_OBJECTIVE:_ Scan the listing below. Report each line that includes "name".

(Records from a collection of figures)

'''

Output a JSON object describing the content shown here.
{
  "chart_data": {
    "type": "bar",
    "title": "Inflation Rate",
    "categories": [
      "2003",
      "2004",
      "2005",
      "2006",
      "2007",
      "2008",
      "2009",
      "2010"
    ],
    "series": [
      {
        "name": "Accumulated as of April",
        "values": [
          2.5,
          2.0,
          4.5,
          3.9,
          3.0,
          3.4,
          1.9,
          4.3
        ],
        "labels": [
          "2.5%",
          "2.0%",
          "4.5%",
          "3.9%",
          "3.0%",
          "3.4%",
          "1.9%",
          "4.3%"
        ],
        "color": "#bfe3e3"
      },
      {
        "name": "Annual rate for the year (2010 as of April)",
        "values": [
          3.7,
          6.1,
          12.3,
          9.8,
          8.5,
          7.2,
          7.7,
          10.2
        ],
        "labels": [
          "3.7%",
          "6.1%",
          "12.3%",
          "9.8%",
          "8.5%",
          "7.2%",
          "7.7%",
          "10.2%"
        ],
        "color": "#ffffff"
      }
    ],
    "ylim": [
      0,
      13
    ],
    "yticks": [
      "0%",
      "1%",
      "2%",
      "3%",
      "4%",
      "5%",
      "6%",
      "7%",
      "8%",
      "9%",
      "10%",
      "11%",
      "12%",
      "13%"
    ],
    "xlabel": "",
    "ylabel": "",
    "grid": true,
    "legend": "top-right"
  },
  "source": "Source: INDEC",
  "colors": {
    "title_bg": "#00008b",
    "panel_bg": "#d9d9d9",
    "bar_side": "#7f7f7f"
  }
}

'''

_SOLUTION:_
        "name": "Accumulated as of April",
        "name": "Annual rate for the year (2010 as of April)",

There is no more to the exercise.